* start *

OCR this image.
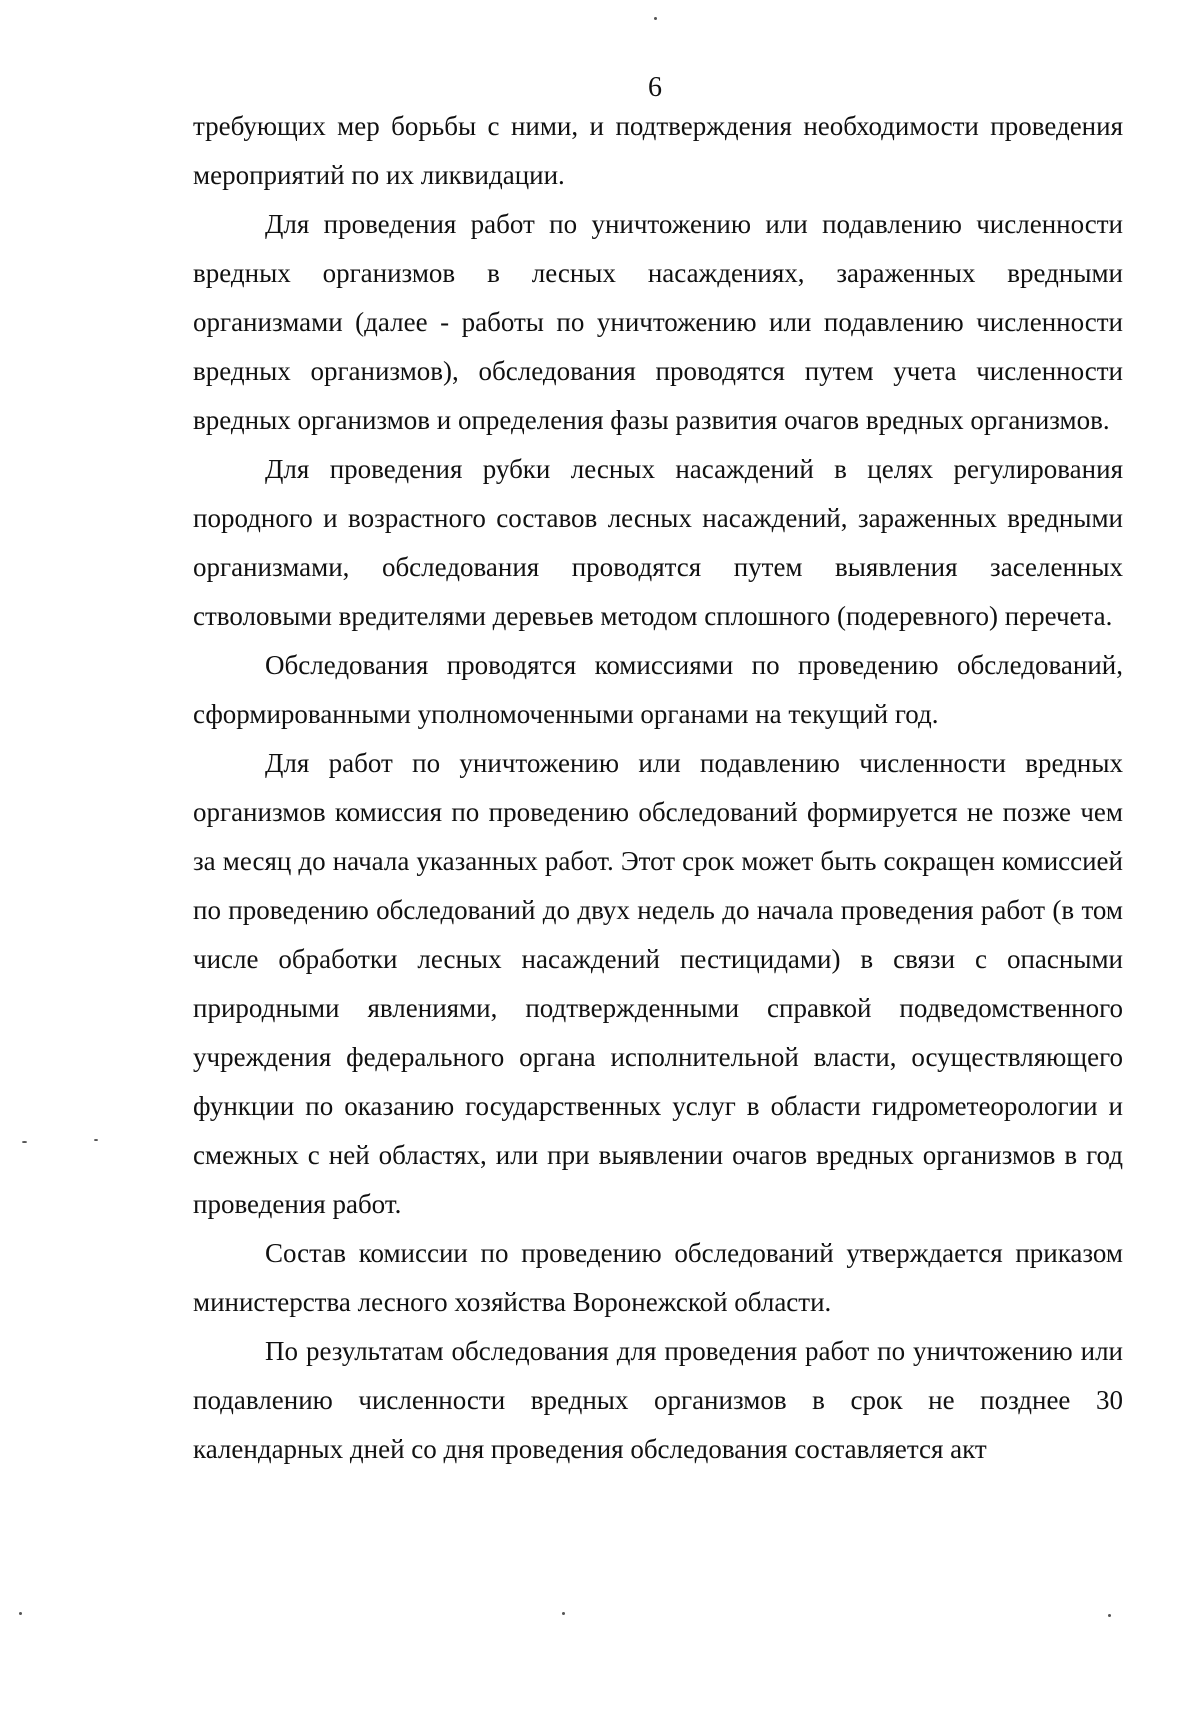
6

требующих мер борьбы с ними, и подтверждения необходимости проведения мероприятий по их ликвидации.

Для проведения работ по уничтожению или подавлению численности вредных организмов в лесных насаждениях, зараженных вредными организмами (далее - работы по уничтожению или подавлению численности вредных организмов), обследования проводятся путем учета численности вредных организмов и определения фазы развития очагов вредных организмов.

Для проведения рубки лесных насаждений в целях регулирования породного и возрастного составов лесных насаждений, зараженных вредными организмами, обследования проводятся путем выявления заселенных стволовыми вредителями деревьев методом сплошного (подеревного) перечета.

Обследования проводятся комиссиями по проведению обследований, сформированными уполномоченными органами на текущий год.

Для работ по уничтожению или подавлению численности вредных организмов комиссия по проведению обследований формируется не позже чем за месяц до начала указанных работ. Этот срок может быть сокращен комиссией по проведению обследований до двух недель до начала проведения работ (в том числе обработки лесных насаждений пестицидами) в связи с опасными природными явлениями, подтвержденными справкой подведомственного учреждения федерального органа исполнительной власти, осуществляющего функции по оказанию государственных услуг в области гидрометеорологии и смежных с ней областях, или при выявлении очагов вредных организмов в год проведения работ.

Состав комиссии по проведению обследований утверждается приказом министерства лесного хозяйства Воронежской области.

По результатам обследования для проведения работ по уничтожению или подавлению численности вредных организмов в срок не позднее 30 календарных дней со дня проведения обследования составляется акт
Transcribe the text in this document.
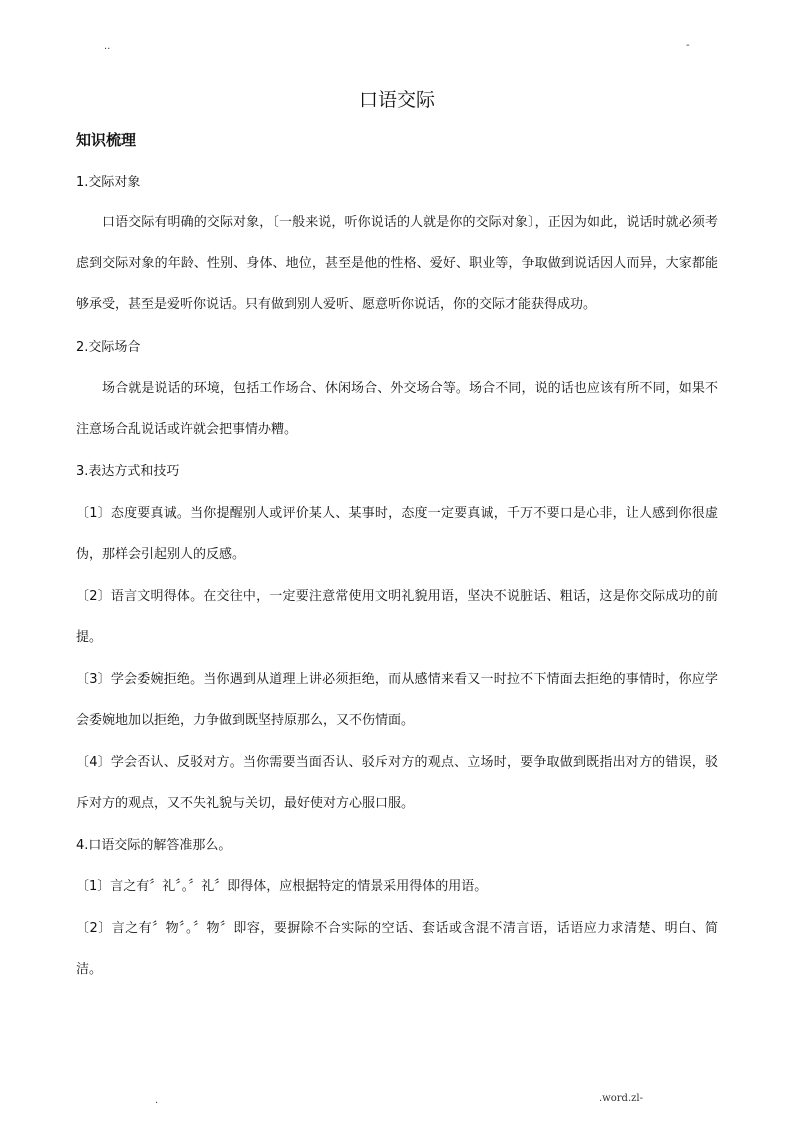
..	-
口语交际
知识梳理

1.交际对象

口语交际有明确的交际对象，〔一般来说，听你说话的人就是你的交际对象〕，正因为如此，说话时就必须考虑到交际对象的年龄、性别、身体、地位，甚至是他的性格、爱好、职业等，争取做到说话因人而异，大家都能够承受，甚至是爱听你说话。只有做到别人爱听、愿意听你说话，你的交际才能获得成功。

2.交际场合

场合就是说话的环境，包括工作场合、休闲场合、外交场合等。场合不同，说的话也应该有所不同，如果不注意场合乱说话或许就会把事情办糟。

3.表达方式和技巧

〔1〕态度要真诚。当你提醒别人或评价某人、某事时，态度一定要真诚，千万不要口是心非，让人感到你很虚伪，那样会引起别人的反感。

〔2〕语言文明得体。在交往中，一定要注意常使用文明礼貌用语，坚决不说脏话、粗话，这是你交际成功的前提。

〔3〕学会委婉拒绝。当你遇到从道理上讲必须拒绝，而从感情来看又一时拉不下情面去拒绝的事情时，你应学会委婉地加以拒绝，力争做到既坚持原那么，又不伤情面。

〔4〕学会否认、反驳对方。当你需要当面否认、驳斥对方的观点、立场时，要争取做到既指出对方的错误，驳斥对方的观点，又不失礼貌与关切，最好使对方心服口服。

4.口语交际的解答准那么。

〔1〕言之有〞礼〞。〞礼〞即得体，应根据特定的情景采用得体的用语。

〔2〕言之有〞物〞。〞物〞即容，要摒除不合实际的空话、套话或含混不清言语，话语应力求清楚、明白、简洁。

.	.word.zl-
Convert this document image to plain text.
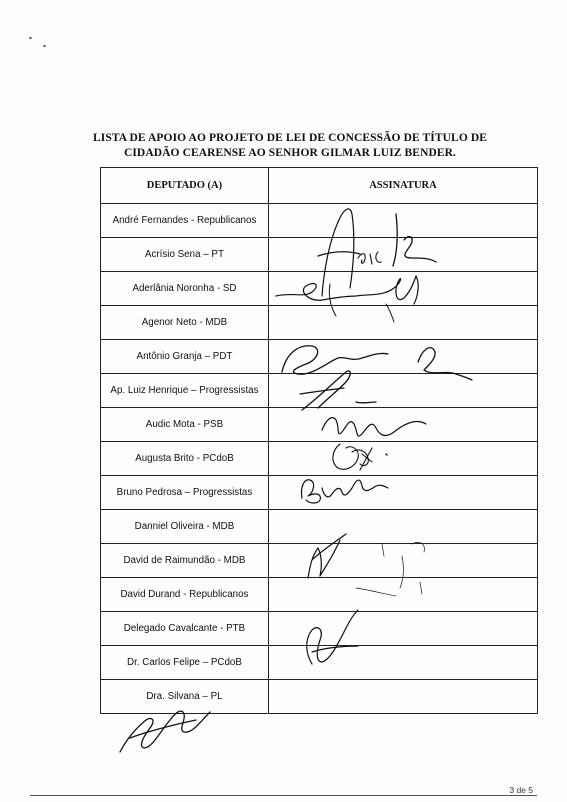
LISTA DE APOIO AO PROJETO DE LEI DE CONCESSÃO DE TÍTULO DE
CIDADÃO CEARENSE AO SENHOR GILMAR LUIZ BENDER.
DEPUTADO (A)	ASSINATURA
André Fernandes - Republicanos	
Acrísio Sena – PT	
Aderlânia Noronha - SD	
Agenor Neto - MDB	
Antônio Granja – PDT	
Ap. Luiz Henrique – Progressistas	
Audic Mota - PSB	
Augusta Brito - PCdoB	
Bruno Pedrosa – Progressistas	
Danniel Oliveira - MDB	
David de Raimundão - MDB	
David Durand - Republicanos	
Delegado Cavalcante - PTB	
Dr. Carlos Felipe – PCdoB	
Dra. Silvana – PL	
3 de 5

* end *

EXERCISE DIRECTIONS:
Reproduce the data word for word, excluding its pictures.

EXERCISE ANSWER:
OCR this image.
6

требующих мер борьбы с ними, и подтверждения необходимости проведения мероприятий по их ликвидации.

Для проведения работ по уничтожению или подавлению численности вредных организмов в лесных насаждениях, зараженных вредными организмами (далее - работы по уничтожению или подавлению численности вредных организмов), обследования проводятся путем учета численности вредных организмов и определения фазы развития очагов вредных организмов.

Для проведения рубки лесных насаждений в целях регулирования породного и возрастного составов лесных насаждений, зараженных вредными организмами, обследования проводятся путем выявления заселенных стволовыми вредителями деревьев методом сплошного (подеревного) перечета.

Обследования проводятся комиссиями по проведению обследований, сформированными уполномоченными органами на текущий год.

Для работ по уничтожению или подавлению численности вредных организмов комиссия по проведению обследований формируется не позже чем за месяц до начала указанных работ. Этот срок может быть сокращен комиссией по проведению обследований до двух недель до начала проведения работ (в том числе обработки лесных насаждений пестицидами) в связи с опасными природными явлениями, подтвержденными справкой подведомственного учреждения федерального органа исполнительной власти, осуществляющего функции по оказанию государственных услуг в области гидрометеорологии и смежных с ней областях, или при выявлении очагов вредных организмов в год проведения работ.

Состав комиссии по проведению обследований утверждается приказом министерства лесного хозяйства Воронежской области.

По результатам обследования для проведения работ по уничтожению или подавлению численности вредных организмов в срок не позднее 30 календарных дней со дня проведения обследования составляется акт
Transcribe the text in this document.
..	-
口语交际
知识梳理

1.交际对象

口语交际有明确的交际对象，〔一般来说，听你说话的人就是你的交际对象〕，正因为如此，说话时就必须考虑到交际对象的年龄、性别、身体、地位，甚至是他的性格、爱好、职业等，争取做到说话因人而异，大家都能够承受，甚至是爱听你说话。只有做到别人爱听、愿意听你说话，你的交际才能获得成功。

2.交际场合

场合就是说话的环境，包括工作场合、休闲场合、外交场合等。场合不同，说的话也应该有所不同，如果不注意场合乱说话或许就会把事情办糟。

3.表达方式和技巧

〔1〕态度要真诚。当你提醒别人或评价某人、某事时，态度一定要真诚，千万不要口是心非，让人感到你很虚伪，那样会引起别人的反感。

〔2〕语言文明得体。在交往中，一定要注意常使用文明礼貌用语，坚决不说脏话、粗话，这是你交际成功的前提。

〔3〕学会委婉拒绝。当你遇到从道理上讲必须拒绝，而从感情来看又一时拉不下情面去拒绝的事情时，你应学会委婉地加以拒绝，力争做到既坚持原那么，又不伤情面。

〔4〕学会否认、反驳对方。当你需要当面否认、驳斥对方的观点、立场时，要争取做到既指出对方的错误，驳斥对方的观点，又不失礼貌与关切，最好使对方心服口服。

4.口语交际的解答准那么。

〔1〕言之有〞礼〞。〞礼〞即得体，应根据特定的情景采用得体的用语。

〔2〕言之有〞物〞。〞物〞即容，要摒除不合实际的空话、套话或含混不清言语，话语应力求清楚、明白、简洁。

.	.word.zl-
Convert this document image to plain text.
LISTA DE APOIO AO PROJETO DE LEI DE CONCESSÃO DE TÍTULO DE
CIDADÃO CEARENSE AO SENHOR GILMAR LUIZ BENDER.
DEPUTADO (A)	ASSINATURA
André Fernandes - Republicanos	
Acrísio Sena – PT	
Aderlânia Noronha - SD	
Agenor Neto - MDB	
Antônio Granja – PDT	
Ap. Luiz Henrique – Progressistas	
Audic Mota - PSB	
Augusta Brito - PCdoB	
Bruno Pedrosa – Progressistas	
Danniel Oliveira - MDB	
David de Raimundão - MDB	
David Durand - Republicanos	
Delegado Cavalcante - PTB	
Dr. Carlos Felipe – PCdoB	
Dra. Silvana – PL	
3 de 5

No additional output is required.